'''

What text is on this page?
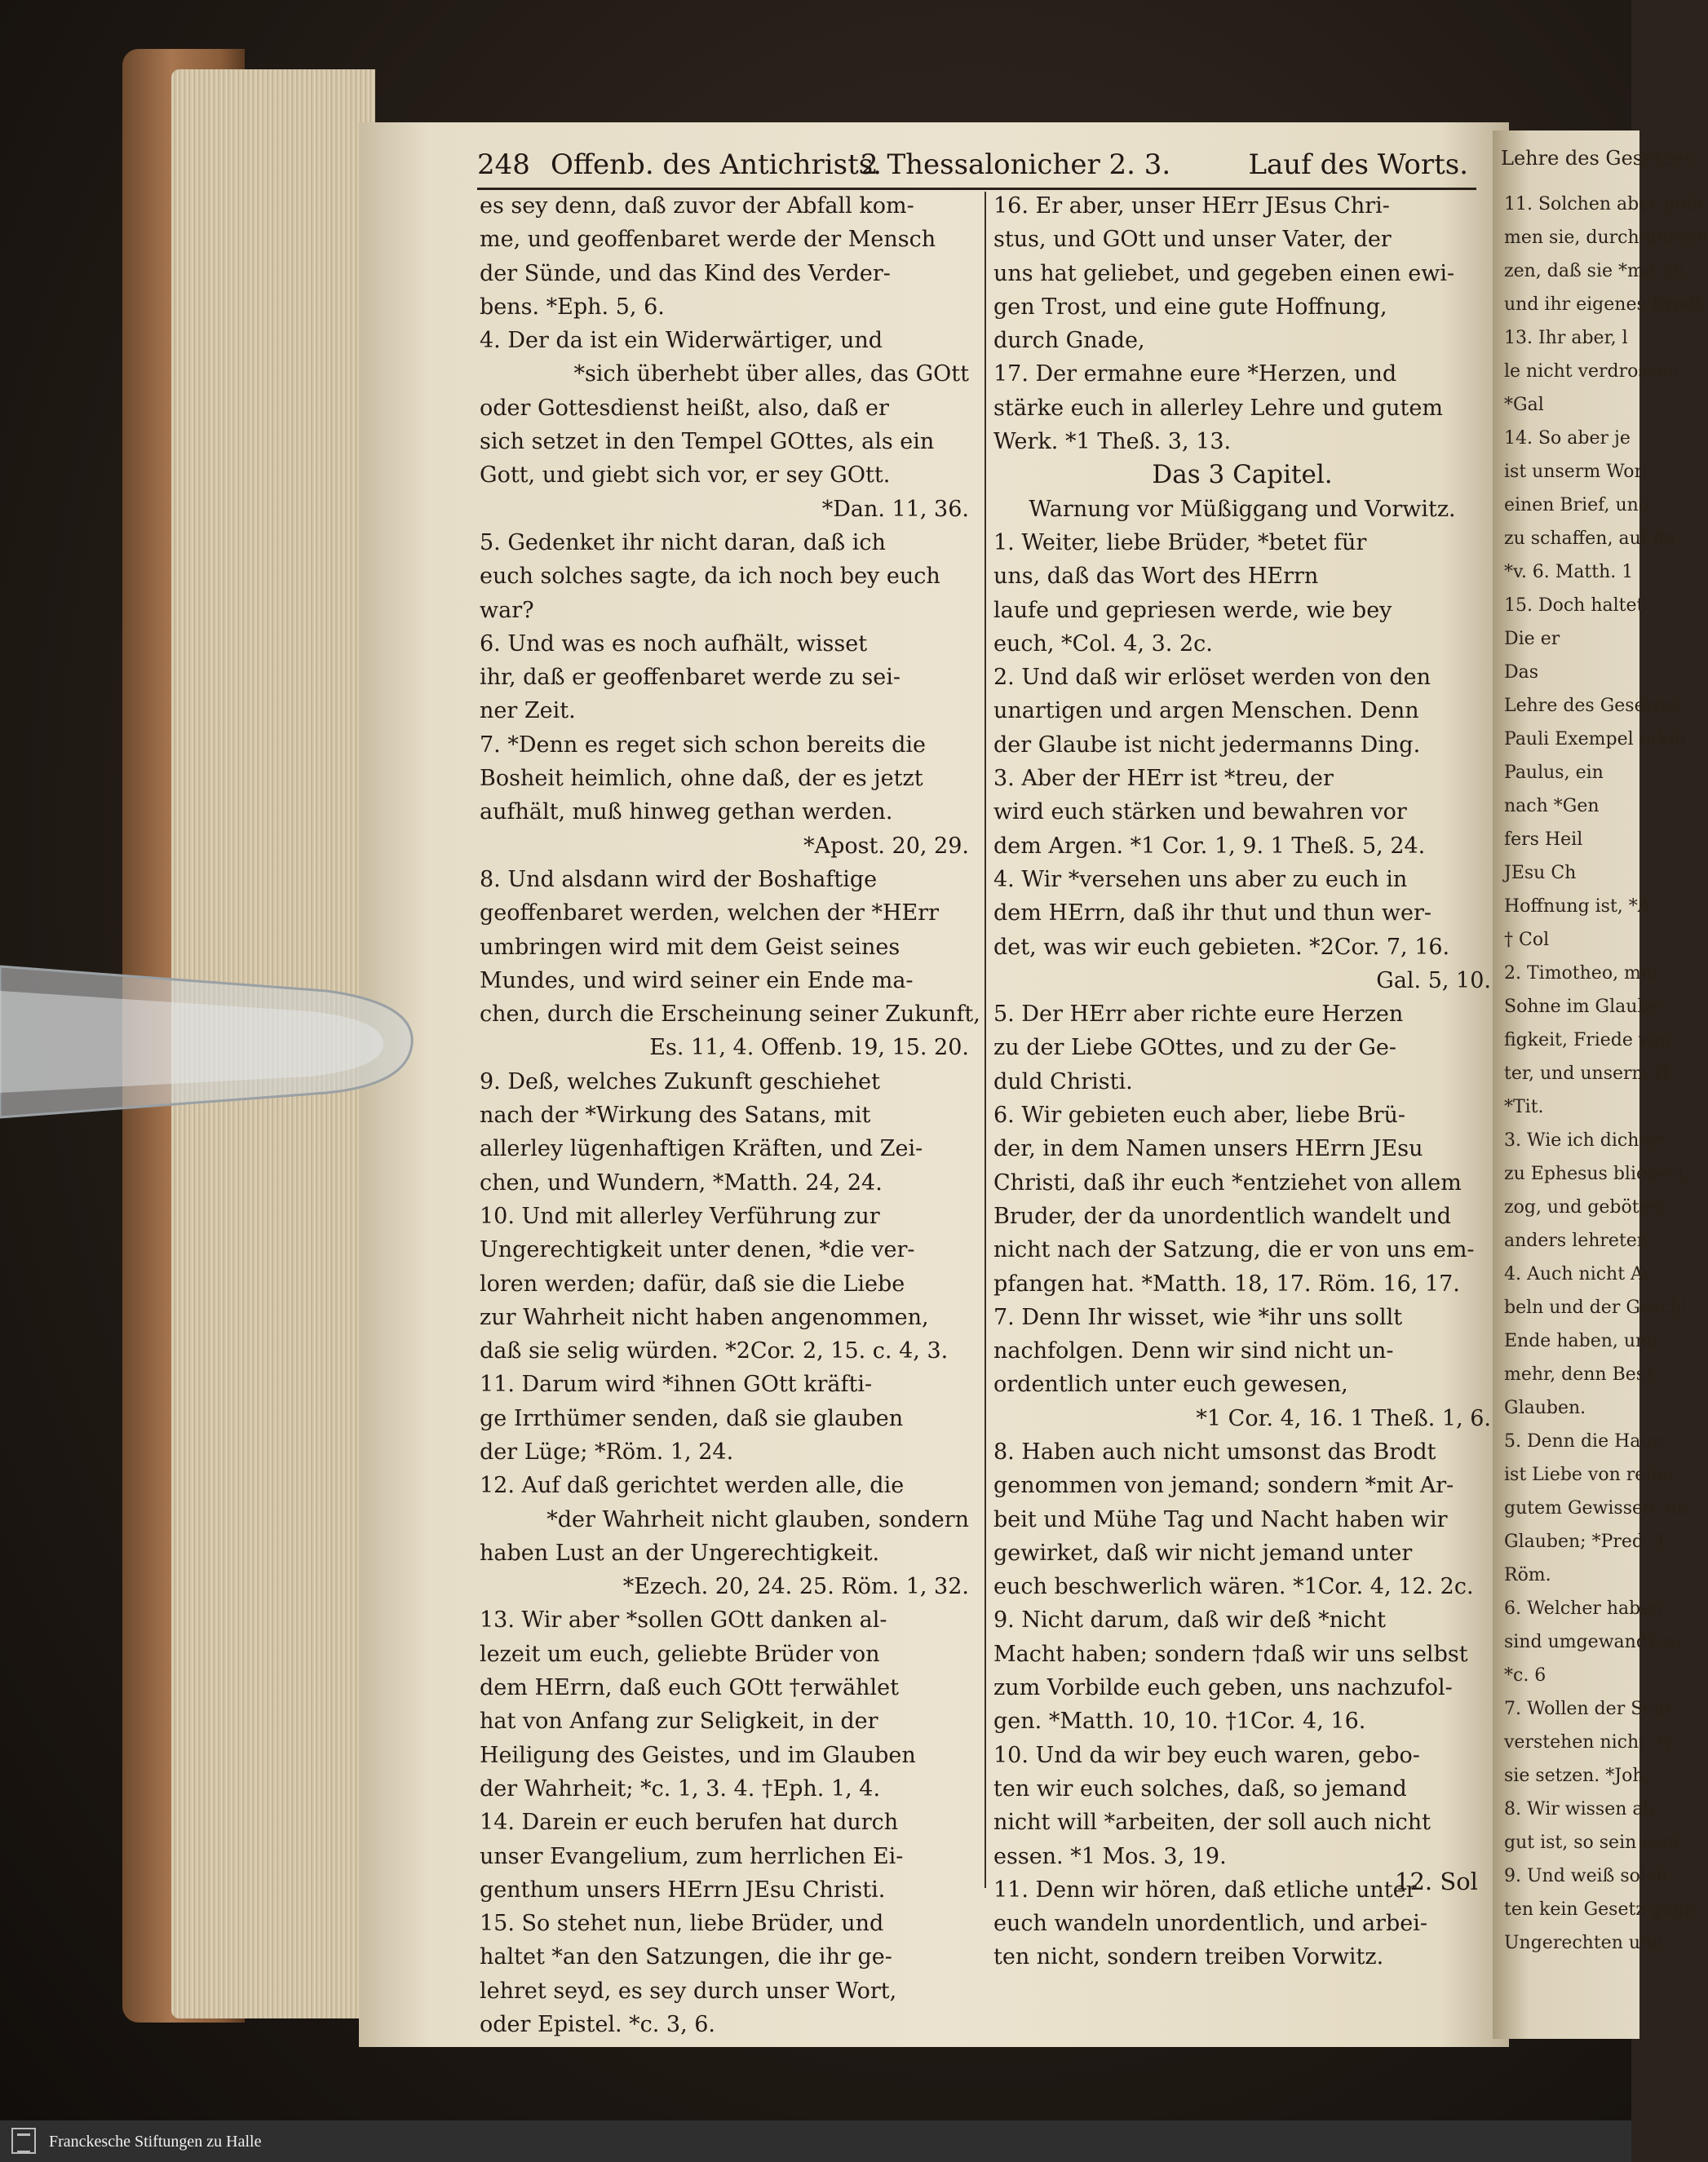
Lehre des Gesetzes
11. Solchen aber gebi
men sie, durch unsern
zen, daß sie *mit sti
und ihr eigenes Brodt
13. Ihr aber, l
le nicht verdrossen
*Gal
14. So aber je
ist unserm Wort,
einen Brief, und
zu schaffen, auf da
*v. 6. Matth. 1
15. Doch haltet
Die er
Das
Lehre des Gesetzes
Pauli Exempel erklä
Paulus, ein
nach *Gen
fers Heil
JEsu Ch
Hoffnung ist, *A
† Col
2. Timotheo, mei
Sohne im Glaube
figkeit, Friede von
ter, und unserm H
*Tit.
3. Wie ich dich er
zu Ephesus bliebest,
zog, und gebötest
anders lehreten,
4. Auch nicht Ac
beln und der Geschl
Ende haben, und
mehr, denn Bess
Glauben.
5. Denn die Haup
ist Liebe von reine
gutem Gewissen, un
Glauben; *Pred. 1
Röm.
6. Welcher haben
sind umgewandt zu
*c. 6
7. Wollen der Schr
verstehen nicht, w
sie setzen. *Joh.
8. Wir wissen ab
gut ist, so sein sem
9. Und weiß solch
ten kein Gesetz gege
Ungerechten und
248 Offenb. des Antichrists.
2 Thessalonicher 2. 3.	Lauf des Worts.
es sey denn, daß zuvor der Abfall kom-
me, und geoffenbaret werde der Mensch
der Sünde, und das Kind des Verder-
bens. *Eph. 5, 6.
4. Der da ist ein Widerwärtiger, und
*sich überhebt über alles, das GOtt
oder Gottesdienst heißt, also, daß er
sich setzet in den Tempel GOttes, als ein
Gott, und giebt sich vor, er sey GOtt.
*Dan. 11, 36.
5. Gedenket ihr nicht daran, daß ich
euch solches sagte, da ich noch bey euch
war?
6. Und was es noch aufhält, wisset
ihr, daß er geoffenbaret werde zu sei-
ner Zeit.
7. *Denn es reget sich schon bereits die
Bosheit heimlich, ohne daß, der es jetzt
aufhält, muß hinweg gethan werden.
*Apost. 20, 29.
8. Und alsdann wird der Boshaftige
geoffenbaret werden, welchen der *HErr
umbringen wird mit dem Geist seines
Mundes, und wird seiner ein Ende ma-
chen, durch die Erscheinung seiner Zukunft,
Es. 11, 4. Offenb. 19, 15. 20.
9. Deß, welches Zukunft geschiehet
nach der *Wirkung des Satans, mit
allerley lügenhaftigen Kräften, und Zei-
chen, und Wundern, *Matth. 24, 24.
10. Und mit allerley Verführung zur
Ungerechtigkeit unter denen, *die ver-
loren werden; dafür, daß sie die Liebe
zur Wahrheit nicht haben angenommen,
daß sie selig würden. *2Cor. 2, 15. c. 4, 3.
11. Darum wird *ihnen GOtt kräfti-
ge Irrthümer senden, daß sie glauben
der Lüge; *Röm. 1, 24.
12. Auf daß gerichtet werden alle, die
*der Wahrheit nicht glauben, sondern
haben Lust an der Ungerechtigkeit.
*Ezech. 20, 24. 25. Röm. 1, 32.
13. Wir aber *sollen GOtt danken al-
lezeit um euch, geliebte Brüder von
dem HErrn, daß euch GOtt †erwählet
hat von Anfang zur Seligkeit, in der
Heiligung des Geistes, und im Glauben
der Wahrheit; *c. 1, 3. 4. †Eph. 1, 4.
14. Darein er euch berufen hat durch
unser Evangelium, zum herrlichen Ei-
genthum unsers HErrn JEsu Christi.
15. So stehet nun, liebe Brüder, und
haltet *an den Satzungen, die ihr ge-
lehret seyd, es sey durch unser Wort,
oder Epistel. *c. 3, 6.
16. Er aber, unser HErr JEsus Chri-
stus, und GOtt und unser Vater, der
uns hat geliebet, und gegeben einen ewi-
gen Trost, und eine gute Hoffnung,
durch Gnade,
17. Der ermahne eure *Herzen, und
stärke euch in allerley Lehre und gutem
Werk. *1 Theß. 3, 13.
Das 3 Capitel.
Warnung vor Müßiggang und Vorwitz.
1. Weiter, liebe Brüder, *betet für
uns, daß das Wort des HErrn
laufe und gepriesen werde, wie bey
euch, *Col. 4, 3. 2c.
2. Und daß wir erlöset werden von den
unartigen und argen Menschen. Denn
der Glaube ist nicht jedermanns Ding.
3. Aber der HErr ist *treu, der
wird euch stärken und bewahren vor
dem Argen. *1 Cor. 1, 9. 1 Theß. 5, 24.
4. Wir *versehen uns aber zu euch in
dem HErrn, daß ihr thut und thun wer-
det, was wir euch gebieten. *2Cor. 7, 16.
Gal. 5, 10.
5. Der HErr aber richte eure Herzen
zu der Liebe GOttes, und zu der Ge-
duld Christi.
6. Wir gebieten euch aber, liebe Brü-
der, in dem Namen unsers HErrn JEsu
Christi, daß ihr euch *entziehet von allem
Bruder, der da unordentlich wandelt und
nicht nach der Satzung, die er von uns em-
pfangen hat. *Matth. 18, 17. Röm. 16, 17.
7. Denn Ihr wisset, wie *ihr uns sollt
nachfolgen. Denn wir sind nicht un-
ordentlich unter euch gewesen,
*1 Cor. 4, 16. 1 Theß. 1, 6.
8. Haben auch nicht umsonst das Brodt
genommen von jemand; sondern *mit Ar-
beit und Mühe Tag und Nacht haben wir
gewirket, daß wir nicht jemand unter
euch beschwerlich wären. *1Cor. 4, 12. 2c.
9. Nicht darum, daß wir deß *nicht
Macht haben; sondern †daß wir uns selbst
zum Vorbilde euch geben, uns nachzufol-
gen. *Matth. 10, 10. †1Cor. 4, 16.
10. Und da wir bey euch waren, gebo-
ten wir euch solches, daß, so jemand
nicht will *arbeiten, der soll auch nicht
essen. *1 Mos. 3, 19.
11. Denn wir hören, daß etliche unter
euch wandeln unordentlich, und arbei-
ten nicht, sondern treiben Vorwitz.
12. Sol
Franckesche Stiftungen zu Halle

'''

▶ _The problem_:
Show all lines in the records above that hold "Matth".

▶ _Exercise solution_:
*v. 6. Matth. 1
chen, und Wundern, *Matth. 24, 24.
pfangen hat. *Matth. 18, 17. Röm. 16, 17.
gen. *Matth. 10, 10. †1Cor. 4, 16.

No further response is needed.